YOUR GOAL:
Write out the records below word for word, please.

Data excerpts
● ● ● ● ● ● ●

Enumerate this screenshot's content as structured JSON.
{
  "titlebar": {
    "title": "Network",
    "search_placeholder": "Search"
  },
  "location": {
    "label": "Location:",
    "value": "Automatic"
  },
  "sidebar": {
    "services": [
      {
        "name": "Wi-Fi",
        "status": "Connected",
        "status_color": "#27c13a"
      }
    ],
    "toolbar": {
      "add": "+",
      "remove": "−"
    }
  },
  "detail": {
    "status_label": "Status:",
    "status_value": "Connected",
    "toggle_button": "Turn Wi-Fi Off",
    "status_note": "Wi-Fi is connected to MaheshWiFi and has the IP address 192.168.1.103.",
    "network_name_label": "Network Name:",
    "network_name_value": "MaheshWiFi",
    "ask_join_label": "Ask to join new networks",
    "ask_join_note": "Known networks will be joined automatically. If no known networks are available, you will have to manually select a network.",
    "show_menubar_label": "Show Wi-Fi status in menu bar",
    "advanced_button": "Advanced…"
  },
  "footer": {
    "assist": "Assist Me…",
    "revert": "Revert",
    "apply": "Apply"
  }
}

● ● ● ● ● ● ●

WRITTEN ANSWER:
Enumerate this screenshot's content as structured JSON.
{
  "titlebar": {
    "title": "Network",
    "search_placeholder": "Search"
  },
  "location": {
    "label": "Location:",
    "value": "Automatic"
  },
  "sidebar": {
    "services": [
      {
        "name": "Wi-Fi",
        "status": "Connected",
        "status_color": "#27c13a"
      }
    ],
    "toolbar": {
      "add": "+",
      "remove": "−"
    }
  },
  "detail": {
    "status_label": "Status:",
    "status_value": "Connected",
    "toggle_button": "Turn Wi-Fi Off",
    "status_note": "Wi-Fi is connected to MaheshWiFi and has the IP address 192.168.1.103.",
    "network_name_label": "Network Name:",
    "network_name_value": "MaheshWiFi",
    "ask_join_label": "Ask to join new networks",
    "ask_join_note": "Known networks will be joined automatically. If no known networks are available, you will have to manually select a network.",
    "show_menubar_label": "Show Wi-Fi status in menu bar",
    "advanced_button": "Advanced…"
  },
  "footer": {
    "assist": "Assist Me…",
    "revert": "Revert",
    "apply": "Apply"
  }
}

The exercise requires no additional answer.